(Stated task): Reproduce the material below, swapping each "feature-text" for "feature-label" and leaving everything else untouched.

------ Material to process ------

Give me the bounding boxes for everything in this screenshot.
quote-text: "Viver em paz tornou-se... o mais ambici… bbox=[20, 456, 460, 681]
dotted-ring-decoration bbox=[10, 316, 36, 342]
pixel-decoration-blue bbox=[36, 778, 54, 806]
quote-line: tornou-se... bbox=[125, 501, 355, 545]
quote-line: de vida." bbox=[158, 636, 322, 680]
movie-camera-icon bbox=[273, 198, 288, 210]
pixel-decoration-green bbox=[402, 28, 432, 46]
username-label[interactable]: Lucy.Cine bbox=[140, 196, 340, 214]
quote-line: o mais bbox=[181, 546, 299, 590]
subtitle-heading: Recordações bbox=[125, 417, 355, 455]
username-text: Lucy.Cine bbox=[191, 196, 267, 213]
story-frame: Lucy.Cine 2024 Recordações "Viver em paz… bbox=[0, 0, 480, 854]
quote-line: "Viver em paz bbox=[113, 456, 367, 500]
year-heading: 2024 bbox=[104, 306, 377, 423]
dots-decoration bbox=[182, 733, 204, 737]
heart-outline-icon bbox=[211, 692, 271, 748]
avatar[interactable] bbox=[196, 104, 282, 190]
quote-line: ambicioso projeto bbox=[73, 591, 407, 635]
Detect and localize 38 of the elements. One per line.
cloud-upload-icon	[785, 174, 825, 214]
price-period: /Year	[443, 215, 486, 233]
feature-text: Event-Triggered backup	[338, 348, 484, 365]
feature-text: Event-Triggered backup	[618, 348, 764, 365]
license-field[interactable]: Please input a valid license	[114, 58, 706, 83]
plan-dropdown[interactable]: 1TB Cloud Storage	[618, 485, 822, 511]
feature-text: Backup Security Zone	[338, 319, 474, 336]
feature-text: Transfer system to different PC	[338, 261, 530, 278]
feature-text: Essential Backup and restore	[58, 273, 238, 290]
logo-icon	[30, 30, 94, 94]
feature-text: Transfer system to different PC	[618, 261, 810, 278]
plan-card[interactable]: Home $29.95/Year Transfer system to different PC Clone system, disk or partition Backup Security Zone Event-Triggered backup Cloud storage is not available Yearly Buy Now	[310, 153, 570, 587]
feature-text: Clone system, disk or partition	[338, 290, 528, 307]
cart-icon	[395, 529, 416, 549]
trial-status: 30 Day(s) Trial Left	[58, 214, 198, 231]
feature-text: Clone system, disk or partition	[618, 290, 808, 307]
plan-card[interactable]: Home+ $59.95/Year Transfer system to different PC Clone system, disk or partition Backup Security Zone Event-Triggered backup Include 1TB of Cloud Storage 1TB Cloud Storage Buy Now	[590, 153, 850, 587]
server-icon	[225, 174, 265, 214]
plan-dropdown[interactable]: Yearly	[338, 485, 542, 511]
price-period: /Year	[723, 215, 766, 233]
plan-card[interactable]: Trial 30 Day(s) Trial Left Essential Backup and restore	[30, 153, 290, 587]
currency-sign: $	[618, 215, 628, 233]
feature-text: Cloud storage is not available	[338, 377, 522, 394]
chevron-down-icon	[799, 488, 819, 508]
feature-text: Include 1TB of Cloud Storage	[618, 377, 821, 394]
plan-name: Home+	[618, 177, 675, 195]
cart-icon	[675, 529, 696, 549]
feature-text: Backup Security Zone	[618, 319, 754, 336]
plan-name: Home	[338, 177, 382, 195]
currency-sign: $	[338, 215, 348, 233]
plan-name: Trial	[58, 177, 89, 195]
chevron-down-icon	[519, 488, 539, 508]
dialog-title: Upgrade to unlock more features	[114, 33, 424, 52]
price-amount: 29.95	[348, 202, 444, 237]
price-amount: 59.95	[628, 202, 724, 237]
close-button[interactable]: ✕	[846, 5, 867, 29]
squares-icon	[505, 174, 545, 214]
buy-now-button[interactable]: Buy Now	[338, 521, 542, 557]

------

(The output):
Give me the bounding boxes for everything in this screenshot.
quote-text: "Viver em paz tornou-se... o mais ambici… bbox=[20, 456, 460, 681]
dotted-ring-decoration bbox=[10, 316, 36, 342]
pixel-decoration-blue bbox=[36, 778, 54, 806]
quote-line: tornou-se... bbox=[125, 501, 355, 545]
quote-line: de vida." bbox=[158, 636, 322, 680]
movie-camera-icon bbox=[273, 198, 288, 210]
pixel-decoration-green bbox=[402, 28, 432, 46]
username-label[interactable]: Lucy.Cine bbox=[140, 196, 340, 214]
quote-line: o mais bbox=[181, 546, 299, 590]
subtitle-heading: Recordações bbox=[125, 417, 355, 455]
username-text: Lucy.Cine bbox=[191, 196, 267, 213]
story-frame: Lucy.Cine 2024 Recordações "Viver em paz… bbox=[0, 0, 480, 854]
quote-line: "Viver em paz bbox=[113, 456, 367, 500]
year-heading: 2024 bbox=[104, 306, 377, 423]
dots-decoration bbox=[182, 733, 204, 737]
heart-outline-icon bbox=[211, 692, 271, 748]
avatar[interactable] bbox=[196, 104, 282, 190]
quote-line: ambicioso projeto bbox=[73, 591, 407, 635]
Detect and localize 38 of the elements. One per line.
cloud-upload-icon	[785, 174, 825, 214]
price-period: /Year	[443, 215, 486, 233]
feature-label: Event-Triggered backup	[338, 348, 484, 365]
feature-label: Event-Triggered backup	[618, 348, 764, 365]
license-field[interactable]: Please input a valid license	[114, 58, 706, 83]
plan-dropdown[interactable]: 1TB Cloud Storage	[618, 485, 822, 511]
feature-label: Backup Security Zone	[338, 319, 474, 336]
feature-label: Transfer system to different PC	[338, 261, 530, 278]
feature-label: Essential Backup and restore	[58, 273, 238, 290]
logo-icon	[30, 30, 94, 94]
feature-label: Transfer system to different PC	[618, 261, 810, 278]
plan-card[interactable]: Home $29.95/Year Transfer system to different PC Clone system, disk or partition Backup Security Zone Event-Triggered backup Cloud storage is not available Yearly Buy Now	[310, 153, 570, 587]
feature-label: Clone system, disk or partition	[338, 290, 528, 307]
cart-icon	[395, 529, 416, 549]
trial-status: 30 Day(s) Trial Left	[58, 214, 198, 231]
feature-label: Clone system, disk or partition	[618, 290, 808, 307]
plan-card[interactable]: Home+ $59.95/Year Transfer system to different PC Clone system, disk or partition Backup Security Zone Event-Triggered backup Include 1TB of Cloud Storage 1TB Cloud Storage Buy Now	[590, 153, 850, 587]
server-icon	[225, 174, 265, 214]
plan-dropdown[interactable]: Yearly	[338, 485, 542, 511]
price-period: /Year	[723, 215, 766, 233]
plan-card[interactable]: Trial 30 Day(s) Trial Left Essential Backup and restore	[30, 153, 290, 587]
currency-sign: $	[618, 215, 628, 233]
feature-label: Cloud storage is not available	[338, 377, 522, 394]
chevron-down-icon	[799, 488, 819, 508]
feature-label: Include 1TB of Cloud Storage	[618, 377, 821, 394]
plan-name: Home+	[618, 177, 675, 195]
cart-icon	[675, 529, 696, 549]
feature-label: Backup Security Zone	[618, 319, 754, 336]
plan-name: Home	[338, 177, 382, 195]
currency-sign: $	[338, 215, 348, 233]
plan-name: Trial	[58, 177, 89, 195]
chevron-down-icon	[519, 488, 539, 508]
dialog-title: Upgrade to unlock more features	[114, 33, 424, 52]
price-amount: 29.95	[348, 202, 444, 237]
price-amount: 59.95	[628, 202, 724, 237]
close-button[interactable]: ✕	[846, 5, 867, 29]
squares-icon	[505, 174, 545, 214]
buy-now-button[interactable]: Buy Now	[338, 521, 542, 557]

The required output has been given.